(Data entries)
(begin)

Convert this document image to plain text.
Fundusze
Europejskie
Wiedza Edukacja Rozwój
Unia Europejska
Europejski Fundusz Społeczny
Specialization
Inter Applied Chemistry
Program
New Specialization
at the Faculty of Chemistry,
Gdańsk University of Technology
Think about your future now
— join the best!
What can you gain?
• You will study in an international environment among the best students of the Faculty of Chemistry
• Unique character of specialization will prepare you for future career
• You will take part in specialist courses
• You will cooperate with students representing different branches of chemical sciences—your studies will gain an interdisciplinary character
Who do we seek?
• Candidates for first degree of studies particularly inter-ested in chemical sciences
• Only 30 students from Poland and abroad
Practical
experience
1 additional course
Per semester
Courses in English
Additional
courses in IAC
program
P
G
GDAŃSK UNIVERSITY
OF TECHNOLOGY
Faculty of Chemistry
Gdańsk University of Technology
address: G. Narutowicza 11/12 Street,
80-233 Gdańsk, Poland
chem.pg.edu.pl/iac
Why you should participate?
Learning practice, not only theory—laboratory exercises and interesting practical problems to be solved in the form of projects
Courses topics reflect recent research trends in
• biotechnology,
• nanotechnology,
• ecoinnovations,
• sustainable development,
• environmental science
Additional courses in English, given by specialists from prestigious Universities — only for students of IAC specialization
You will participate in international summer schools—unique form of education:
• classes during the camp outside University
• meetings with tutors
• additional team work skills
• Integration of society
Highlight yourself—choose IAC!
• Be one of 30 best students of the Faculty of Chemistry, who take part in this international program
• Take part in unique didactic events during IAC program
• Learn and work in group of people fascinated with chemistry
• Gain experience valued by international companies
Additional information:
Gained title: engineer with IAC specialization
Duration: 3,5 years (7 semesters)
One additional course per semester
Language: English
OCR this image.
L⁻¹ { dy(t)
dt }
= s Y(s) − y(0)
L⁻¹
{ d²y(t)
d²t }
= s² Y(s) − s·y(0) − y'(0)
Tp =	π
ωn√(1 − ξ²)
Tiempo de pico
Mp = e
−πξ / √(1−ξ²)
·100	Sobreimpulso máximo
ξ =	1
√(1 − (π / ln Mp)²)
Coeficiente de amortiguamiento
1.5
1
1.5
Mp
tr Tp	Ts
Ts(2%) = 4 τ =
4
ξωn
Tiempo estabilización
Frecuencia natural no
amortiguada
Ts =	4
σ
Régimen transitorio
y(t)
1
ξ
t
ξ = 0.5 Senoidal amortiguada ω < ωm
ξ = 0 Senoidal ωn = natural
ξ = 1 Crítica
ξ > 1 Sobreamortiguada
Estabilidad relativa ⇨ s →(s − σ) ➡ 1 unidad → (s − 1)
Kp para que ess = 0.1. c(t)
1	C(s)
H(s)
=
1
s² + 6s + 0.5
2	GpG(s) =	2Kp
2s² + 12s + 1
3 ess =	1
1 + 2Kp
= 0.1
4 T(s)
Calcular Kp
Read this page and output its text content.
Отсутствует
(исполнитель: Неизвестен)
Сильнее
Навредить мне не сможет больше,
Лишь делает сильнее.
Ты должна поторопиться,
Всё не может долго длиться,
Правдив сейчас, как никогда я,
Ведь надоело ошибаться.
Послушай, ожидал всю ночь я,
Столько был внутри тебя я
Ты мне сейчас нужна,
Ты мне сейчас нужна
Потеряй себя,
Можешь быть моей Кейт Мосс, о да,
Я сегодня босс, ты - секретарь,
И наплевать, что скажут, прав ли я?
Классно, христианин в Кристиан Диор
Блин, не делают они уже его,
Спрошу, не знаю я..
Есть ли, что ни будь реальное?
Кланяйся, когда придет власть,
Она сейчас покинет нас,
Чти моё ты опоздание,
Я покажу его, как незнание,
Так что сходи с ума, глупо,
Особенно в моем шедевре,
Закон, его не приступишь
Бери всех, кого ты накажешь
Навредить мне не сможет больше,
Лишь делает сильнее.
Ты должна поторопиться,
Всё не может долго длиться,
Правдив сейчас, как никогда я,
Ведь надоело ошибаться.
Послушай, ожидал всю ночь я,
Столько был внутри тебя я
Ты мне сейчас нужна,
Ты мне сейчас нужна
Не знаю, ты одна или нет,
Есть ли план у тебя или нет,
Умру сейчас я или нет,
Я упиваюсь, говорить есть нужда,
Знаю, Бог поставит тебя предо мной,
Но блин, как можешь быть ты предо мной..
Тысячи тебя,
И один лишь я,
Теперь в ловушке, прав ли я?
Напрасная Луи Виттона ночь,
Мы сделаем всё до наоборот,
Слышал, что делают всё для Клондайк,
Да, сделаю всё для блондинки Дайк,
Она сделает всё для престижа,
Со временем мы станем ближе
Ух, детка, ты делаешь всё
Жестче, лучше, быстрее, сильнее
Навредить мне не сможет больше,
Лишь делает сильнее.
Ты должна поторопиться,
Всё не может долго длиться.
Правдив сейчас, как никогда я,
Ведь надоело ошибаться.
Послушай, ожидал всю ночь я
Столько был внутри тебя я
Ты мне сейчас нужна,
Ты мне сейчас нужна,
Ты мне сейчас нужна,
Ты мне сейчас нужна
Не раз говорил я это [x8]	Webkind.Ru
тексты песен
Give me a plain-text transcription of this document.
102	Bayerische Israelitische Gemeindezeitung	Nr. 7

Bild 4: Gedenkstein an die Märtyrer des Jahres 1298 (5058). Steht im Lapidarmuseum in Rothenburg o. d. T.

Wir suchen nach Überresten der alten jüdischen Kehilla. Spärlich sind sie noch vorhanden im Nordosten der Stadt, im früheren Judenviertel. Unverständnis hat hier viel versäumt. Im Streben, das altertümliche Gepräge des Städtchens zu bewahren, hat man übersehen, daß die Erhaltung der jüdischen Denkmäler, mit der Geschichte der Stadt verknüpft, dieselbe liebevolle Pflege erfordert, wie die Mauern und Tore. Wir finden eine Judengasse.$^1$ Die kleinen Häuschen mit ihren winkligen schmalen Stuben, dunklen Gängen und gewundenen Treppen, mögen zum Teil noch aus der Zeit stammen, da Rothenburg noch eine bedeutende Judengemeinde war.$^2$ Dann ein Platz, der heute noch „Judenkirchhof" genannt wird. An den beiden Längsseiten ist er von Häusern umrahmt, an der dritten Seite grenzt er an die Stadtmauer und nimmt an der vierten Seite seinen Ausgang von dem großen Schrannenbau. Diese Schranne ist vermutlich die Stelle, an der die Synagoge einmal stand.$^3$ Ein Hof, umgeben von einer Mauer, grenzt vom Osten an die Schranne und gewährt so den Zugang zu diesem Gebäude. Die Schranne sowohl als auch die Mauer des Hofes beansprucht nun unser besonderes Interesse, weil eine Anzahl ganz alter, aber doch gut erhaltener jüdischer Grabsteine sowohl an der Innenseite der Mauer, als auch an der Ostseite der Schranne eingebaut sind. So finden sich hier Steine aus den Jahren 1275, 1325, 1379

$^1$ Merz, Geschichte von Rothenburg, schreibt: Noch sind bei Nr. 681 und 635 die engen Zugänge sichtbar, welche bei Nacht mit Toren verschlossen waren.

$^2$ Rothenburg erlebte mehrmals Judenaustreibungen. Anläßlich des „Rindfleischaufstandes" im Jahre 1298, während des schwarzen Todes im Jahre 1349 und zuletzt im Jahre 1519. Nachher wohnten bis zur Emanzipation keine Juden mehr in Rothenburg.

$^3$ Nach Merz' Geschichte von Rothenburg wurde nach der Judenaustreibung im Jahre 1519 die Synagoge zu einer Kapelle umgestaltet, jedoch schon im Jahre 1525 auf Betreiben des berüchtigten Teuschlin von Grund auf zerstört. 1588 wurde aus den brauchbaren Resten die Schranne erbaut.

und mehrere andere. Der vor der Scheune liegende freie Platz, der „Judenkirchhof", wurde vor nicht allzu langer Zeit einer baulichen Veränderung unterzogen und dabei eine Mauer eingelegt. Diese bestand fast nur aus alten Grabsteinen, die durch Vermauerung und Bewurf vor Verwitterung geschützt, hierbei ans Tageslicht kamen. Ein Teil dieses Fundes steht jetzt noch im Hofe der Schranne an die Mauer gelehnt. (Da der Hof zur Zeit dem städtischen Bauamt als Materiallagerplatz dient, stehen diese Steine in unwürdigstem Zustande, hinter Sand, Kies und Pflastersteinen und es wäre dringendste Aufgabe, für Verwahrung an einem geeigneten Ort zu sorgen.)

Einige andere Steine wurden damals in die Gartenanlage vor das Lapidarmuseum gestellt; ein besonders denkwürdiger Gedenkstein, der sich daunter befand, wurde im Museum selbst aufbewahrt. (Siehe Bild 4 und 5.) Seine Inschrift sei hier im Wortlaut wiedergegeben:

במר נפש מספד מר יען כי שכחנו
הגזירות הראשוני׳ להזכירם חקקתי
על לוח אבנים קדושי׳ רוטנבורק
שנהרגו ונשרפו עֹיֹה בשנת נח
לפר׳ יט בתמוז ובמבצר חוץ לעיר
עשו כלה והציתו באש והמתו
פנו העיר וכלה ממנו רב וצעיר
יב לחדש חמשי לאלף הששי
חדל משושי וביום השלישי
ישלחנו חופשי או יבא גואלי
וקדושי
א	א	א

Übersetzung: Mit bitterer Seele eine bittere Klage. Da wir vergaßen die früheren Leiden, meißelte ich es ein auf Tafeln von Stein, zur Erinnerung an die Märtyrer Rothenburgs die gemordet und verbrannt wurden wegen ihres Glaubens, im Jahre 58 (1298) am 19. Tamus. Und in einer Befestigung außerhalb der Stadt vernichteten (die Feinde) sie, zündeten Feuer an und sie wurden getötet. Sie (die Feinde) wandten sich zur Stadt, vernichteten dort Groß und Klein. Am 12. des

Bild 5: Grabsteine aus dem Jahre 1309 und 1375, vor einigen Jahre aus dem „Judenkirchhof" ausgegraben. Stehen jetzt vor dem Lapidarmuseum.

(end)

§ WHAT IS EXPECTED
From the listing, copy each line containing the word "with".

§ COMPLETE OUTPUT
• You will cooperate with students representing different branches of chemical sciences—your studies will gain an interdisciplinary character
• meetings with tutors
• Learn and work in group of people fascinated with chemistry
Gained title: engineer with IAC specialization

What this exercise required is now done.